[start Data section]
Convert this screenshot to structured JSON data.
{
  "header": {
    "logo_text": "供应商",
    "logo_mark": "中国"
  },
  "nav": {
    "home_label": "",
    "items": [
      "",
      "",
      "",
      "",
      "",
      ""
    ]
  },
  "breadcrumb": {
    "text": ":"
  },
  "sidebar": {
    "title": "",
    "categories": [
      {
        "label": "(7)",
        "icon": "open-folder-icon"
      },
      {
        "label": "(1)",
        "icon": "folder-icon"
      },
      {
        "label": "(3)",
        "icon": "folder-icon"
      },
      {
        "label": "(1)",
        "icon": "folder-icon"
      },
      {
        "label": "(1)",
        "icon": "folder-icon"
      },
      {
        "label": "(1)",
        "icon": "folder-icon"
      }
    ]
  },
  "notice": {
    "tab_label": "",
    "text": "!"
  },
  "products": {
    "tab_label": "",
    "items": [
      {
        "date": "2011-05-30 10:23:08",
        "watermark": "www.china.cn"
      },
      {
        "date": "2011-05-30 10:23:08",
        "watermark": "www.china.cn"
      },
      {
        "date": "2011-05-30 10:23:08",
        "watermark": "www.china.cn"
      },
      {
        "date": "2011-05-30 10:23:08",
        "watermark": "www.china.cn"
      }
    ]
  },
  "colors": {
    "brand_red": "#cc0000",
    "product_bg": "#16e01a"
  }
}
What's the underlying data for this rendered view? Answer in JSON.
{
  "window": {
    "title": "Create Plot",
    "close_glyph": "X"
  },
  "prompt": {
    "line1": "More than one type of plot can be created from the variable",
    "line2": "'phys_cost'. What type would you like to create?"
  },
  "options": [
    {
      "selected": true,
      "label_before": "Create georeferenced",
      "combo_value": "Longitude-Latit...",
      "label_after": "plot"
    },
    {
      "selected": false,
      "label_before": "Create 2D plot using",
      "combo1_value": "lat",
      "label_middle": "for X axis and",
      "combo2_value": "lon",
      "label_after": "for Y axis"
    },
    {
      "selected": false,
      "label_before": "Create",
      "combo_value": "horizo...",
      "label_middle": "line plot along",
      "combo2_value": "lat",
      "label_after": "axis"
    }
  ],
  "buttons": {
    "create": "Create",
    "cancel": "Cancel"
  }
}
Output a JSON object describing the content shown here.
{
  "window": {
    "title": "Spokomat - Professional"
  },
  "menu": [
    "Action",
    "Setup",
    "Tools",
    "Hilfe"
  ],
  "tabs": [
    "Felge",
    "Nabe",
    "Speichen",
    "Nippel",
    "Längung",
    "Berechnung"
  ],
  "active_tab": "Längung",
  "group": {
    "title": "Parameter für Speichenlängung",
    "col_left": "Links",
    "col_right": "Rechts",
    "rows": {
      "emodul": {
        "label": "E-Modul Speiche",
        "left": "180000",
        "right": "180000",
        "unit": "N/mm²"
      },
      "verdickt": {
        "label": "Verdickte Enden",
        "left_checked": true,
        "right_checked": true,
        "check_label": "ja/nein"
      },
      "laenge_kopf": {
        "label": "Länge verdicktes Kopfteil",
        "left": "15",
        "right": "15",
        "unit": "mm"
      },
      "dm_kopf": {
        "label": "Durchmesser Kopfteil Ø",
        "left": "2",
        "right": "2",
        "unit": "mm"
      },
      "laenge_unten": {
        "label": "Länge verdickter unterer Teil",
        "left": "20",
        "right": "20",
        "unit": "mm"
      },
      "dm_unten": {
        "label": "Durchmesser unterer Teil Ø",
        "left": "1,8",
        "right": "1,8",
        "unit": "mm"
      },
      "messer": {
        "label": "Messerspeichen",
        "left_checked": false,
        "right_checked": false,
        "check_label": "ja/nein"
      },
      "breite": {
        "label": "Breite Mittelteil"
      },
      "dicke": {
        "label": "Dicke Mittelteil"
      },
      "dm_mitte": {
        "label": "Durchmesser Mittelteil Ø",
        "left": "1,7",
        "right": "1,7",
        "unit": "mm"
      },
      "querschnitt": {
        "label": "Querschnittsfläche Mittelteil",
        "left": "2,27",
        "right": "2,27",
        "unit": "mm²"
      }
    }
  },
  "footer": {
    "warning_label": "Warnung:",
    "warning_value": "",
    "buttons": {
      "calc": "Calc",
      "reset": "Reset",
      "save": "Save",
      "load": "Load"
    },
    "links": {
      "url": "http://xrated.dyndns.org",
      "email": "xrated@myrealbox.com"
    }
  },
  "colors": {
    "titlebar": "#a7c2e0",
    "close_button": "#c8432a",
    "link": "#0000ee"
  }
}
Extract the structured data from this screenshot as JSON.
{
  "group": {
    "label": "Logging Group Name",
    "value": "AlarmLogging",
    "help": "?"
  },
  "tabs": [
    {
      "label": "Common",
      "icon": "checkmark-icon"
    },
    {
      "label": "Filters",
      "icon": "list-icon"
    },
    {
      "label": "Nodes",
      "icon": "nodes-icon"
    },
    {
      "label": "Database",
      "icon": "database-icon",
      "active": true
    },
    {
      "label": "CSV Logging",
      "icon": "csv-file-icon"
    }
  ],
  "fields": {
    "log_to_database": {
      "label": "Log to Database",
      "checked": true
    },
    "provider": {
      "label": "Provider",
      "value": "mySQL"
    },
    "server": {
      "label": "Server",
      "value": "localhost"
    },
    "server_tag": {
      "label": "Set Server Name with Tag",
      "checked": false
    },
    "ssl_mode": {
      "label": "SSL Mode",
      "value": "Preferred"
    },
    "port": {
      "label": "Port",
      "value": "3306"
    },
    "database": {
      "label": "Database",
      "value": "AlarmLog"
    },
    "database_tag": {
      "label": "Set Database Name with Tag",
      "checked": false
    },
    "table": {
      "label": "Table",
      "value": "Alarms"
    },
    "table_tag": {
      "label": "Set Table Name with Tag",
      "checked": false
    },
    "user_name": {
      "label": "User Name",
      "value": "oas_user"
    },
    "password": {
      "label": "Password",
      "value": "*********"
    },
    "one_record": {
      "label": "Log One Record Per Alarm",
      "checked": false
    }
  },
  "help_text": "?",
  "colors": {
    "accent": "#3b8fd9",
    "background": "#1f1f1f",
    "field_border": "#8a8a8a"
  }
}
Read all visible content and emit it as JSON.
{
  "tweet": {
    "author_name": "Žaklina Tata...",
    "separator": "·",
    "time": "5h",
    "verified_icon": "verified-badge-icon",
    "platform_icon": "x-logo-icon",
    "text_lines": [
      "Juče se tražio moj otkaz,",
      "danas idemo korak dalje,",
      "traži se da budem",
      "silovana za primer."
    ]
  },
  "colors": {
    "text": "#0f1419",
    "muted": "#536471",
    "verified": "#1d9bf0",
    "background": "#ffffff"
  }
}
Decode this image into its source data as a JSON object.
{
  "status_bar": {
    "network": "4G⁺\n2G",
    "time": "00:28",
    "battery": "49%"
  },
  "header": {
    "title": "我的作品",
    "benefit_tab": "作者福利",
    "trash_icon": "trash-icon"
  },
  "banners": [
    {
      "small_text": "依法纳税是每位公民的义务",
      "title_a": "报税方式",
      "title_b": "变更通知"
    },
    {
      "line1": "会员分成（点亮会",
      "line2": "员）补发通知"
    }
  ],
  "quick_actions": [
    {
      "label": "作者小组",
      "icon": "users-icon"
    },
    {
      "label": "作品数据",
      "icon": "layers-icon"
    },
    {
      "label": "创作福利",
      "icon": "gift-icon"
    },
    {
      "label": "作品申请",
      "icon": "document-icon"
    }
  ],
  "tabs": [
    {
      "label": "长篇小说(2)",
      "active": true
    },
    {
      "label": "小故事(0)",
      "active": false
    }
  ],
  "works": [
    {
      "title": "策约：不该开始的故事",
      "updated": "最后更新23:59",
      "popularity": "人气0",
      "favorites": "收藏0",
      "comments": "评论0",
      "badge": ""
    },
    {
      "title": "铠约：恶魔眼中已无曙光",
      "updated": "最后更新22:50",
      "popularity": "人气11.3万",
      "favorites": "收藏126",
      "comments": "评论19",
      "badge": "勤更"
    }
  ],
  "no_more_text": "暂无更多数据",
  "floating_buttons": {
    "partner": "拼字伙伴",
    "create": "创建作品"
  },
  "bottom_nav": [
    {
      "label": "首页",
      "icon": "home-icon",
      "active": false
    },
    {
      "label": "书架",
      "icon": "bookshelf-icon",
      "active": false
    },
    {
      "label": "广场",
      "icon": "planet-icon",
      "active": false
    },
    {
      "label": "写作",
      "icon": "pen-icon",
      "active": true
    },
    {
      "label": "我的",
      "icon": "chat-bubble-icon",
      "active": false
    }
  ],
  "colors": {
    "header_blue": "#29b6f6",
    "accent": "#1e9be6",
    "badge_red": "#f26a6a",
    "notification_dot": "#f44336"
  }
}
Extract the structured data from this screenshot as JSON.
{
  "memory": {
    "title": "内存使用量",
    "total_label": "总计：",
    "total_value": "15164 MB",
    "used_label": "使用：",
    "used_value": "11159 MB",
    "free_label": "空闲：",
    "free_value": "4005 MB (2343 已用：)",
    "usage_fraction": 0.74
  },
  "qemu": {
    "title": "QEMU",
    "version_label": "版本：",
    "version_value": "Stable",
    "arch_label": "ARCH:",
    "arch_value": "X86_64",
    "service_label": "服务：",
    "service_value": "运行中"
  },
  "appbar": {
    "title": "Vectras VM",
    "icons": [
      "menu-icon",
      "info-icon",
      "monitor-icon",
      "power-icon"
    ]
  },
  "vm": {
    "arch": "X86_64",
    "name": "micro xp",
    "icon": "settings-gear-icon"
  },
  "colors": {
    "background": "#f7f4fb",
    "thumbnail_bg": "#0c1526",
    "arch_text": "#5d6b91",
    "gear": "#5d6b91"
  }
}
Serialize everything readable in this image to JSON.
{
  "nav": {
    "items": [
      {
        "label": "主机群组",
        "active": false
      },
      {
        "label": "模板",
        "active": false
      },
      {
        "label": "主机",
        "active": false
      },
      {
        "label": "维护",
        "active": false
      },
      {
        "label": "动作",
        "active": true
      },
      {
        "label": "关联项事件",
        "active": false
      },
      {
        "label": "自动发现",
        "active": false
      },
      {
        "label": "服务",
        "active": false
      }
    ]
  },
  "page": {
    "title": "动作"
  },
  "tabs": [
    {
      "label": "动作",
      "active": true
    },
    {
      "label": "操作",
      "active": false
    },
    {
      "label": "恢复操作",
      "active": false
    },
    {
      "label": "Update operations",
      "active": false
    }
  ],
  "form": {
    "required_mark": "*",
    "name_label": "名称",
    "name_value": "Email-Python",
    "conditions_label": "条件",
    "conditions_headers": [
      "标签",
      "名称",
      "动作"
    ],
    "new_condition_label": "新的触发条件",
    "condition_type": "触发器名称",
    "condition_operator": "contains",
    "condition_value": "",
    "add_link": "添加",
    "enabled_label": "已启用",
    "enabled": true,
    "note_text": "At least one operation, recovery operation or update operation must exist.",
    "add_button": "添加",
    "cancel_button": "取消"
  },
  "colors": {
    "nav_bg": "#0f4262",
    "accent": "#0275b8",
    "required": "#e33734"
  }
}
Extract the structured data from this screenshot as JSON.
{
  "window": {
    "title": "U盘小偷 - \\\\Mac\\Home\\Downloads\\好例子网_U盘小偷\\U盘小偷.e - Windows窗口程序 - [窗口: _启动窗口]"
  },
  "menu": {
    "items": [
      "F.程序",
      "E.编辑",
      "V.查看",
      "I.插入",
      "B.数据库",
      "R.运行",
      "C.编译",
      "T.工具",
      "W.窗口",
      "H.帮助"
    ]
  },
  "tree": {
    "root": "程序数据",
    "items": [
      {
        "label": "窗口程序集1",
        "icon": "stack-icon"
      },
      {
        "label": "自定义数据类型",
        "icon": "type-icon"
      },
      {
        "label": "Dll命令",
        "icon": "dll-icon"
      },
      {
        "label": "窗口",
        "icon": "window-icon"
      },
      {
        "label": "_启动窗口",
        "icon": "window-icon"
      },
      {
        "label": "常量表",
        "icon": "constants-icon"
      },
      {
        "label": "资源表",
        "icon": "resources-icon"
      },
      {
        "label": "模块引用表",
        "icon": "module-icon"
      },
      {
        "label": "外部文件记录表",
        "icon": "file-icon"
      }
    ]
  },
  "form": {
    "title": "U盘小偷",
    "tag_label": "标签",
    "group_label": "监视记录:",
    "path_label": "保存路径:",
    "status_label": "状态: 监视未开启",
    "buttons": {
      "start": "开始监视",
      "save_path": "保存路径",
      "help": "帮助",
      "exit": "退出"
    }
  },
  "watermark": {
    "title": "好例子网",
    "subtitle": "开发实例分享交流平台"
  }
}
[end Data section]
→ **Task description**
Tally how many lines of the material contain the word "Länge". The answer must be the number and nothing else.

→ **In response**
2